──────── Provided entries

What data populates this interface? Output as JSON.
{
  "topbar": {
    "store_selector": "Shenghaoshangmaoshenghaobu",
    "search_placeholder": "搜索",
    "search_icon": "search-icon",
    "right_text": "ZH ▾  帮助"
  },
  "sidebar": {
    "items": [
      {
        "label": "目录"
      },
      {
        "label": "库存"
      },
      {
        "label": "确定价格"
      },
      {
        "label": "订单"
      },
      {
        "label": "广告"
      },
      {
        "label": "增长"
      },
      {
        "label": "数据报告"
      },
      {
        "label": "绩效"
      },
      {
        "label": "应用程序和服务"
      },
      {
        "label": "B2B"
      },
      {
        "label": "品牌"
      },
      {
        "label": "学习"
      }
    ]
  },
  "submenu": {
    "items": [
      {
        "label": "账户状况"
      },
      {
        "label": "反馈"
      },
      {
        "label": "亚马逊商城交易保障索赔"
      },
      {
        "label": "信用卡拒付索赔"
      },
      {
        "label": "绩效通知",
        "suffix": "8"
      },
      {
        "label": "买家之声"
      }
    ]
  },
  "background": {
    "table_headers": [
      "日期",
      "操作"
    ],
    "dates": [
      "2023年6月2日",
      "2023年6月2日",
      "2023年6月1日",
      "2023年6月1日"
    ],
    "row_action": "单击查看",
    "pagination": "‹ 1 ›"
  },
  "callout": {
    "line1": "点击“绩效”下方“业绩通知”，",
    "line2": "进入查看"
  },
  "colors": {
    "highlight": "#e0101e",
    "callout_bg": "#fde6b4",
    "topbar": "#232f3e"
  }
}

────────────────

Objective
Every record should be given again exactly.

Exercise output
What data populates this interface? Output as JSON.
{
  "topbar": {
    "store_selector": "Shenghaoshangmaoshenghaobu",
    "search_placeholder": "搜索",
    "search_icon": "search-icon",
    "right_text": "ZH ▾  帮助"
  },
  "sidebar": {
    "items": [
      {
        "label": "目录"
      },
      {
        "label": "库存"
      },
      {
        "label": "确定价格"
      },
      {
        "label": "订单"
      },
      {
        "label": "广告"
      },
      {
        "label": "增长"
      },
      {
        "label": "数据报告"
      },
      {
        "label": "绩效"
      },
      {
        "label": "应用程序和服务"
      },
      {
        "label": "B2B"
      },
      {
        "label": "品牌"
      },
      {
        "label": "学习"
      }
    ]
  },
  "submenu": {
    "items": [
      {
        "label": "账户状况"
      },
      {
        "label": "反馈"
      },
      {
        "label": "亚马逊商城交易保障索赔"
      },
      {
        "label": "信用卡拒付索赔"
      },
      {
        "label": "绩效通知",
        "suffix": "8"
      },
      {
        "label": "买家之声"
      }
    ]
  },
  "background": {
    "table_headers": [
      "日期",
      "操作"
    ],
    "dates": [
      "2023年6月2日",
      "2023年6月2日",
      "2023年6月1日",
      "2023年6月1日"
    ],
    "row_action": "单击查看",
    "pagination": "‹ 1 ›"
  },
  "callout": {
    "line1": "点击“绩效”下方“业绩通知”，",
    "line2": "进入查看"
  },
  "colors": {
    "highlight": "#e0101e",
    "callout_bg": "#fde6b4",
    "topbar": "#232f3e"
  }
}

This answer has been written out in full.